◆ Required work: Repeat each entry as written and leave the images out of the copy.

◆ Data provided:
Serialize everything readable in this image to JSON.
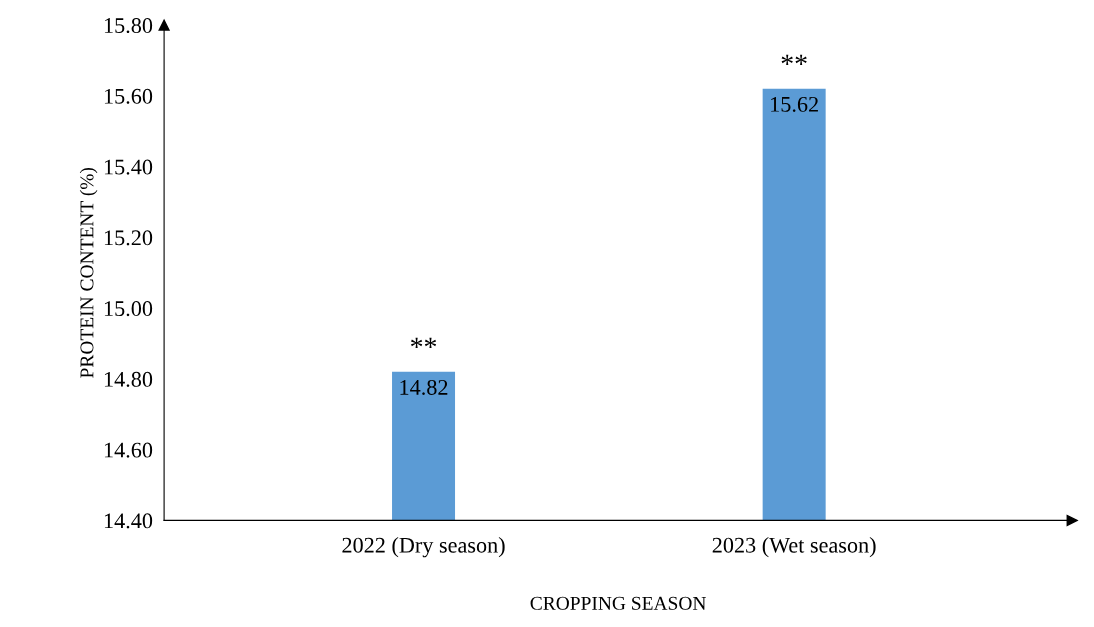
{
  "chart_data": {
    "type": "bar",
    "xlabel": "CROPPING SEASON",
    "ylabel": "PROTEIN CONTENT (%)",
    "categories": [
      "2022 (Dry season)",
      "2023 (Wet season)"
    ],
    "values": [
      14.82,
      15.62
    ],
    "color": "#5b9bd5",
    "value_labels": [
      "14.82",
      "15.62"
    ],
    "ylim": [
      14.4,
      15.8
    ],
    "yticks": [
      {
        "value": 14.4,
        "label": "14.40"
      },
      {
        "value": 14.6,
        "label": "14.60"
      },
      {
        "value": 14.8,
        "label": "14.80"
      },
      {
        "value": 15.0,
        "label": "15.00"
      },
      {
        "value": 15.2,
        "label": "15.20"
      },
      {
        "value": 15.4,
        "label": "15.40"
      },
      {
        "value": 15.6,
        "label": "15.60"
      },
      {
        "value": 15.8,
        "label": "15.80"
      }
    ],
    "annotations": [
      {
        "text": "**",
        "x": "2022 (Dry season)",
        "y": 14.82
      },
      {
        "text": "**",
        "x": "2023 (Wet season)",
        "y": 15.62
      }
    ],
    "grid": false,
    "legend": false
  }
}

◆ Completed task:
Serialize everything readable in this image to JSON.
{
  "chart_data": {
    "type": "bar",
    "xlabel": "CROPPING SEASON",
    "ylabel": "PROTEIN CONTENT (%)",
    "categories": [
      "2022 (Dry season)",
      "2023 (Wet season)"
    ],
    "values": [
      14.82,
      15.62
    ],
    "color": "#5b9bd5",
    "value_labels": [
      "14.82",
      "15.62"
    ],
    "ylim": [
      14.4,
      15.8
    ],
    "yticks": [
      {
        "value": 14.4,
        "label": "14.40"
      },
      {
        "value": 14.6,
        "label": "14.60"
      },
      {
        "value": 14.8,
        "label": "14.80"
      },
      {
        "value": 15.0,
        "label": "15.00"
      },
      {
        "value": 15.2,
        "label": "15.20"
      },
      {
        "value": 15.4,
        "label": "15.40"
      },
      {
        "value": 15.6,
        "label": "15.60"
      },
      {
        "value": 15.8,
        "label": "15.80"
      }
    ],
    "annotations": [
      {
        "text": "**",
        "x": "2022 (Dry season)",
        "y": 14.82
      },
      {
        "text": "**",
        "x": "2023 (Wet season)",
        "y": 15.62
      }
    ],
    "grid": false,
    "legend": false
  }
}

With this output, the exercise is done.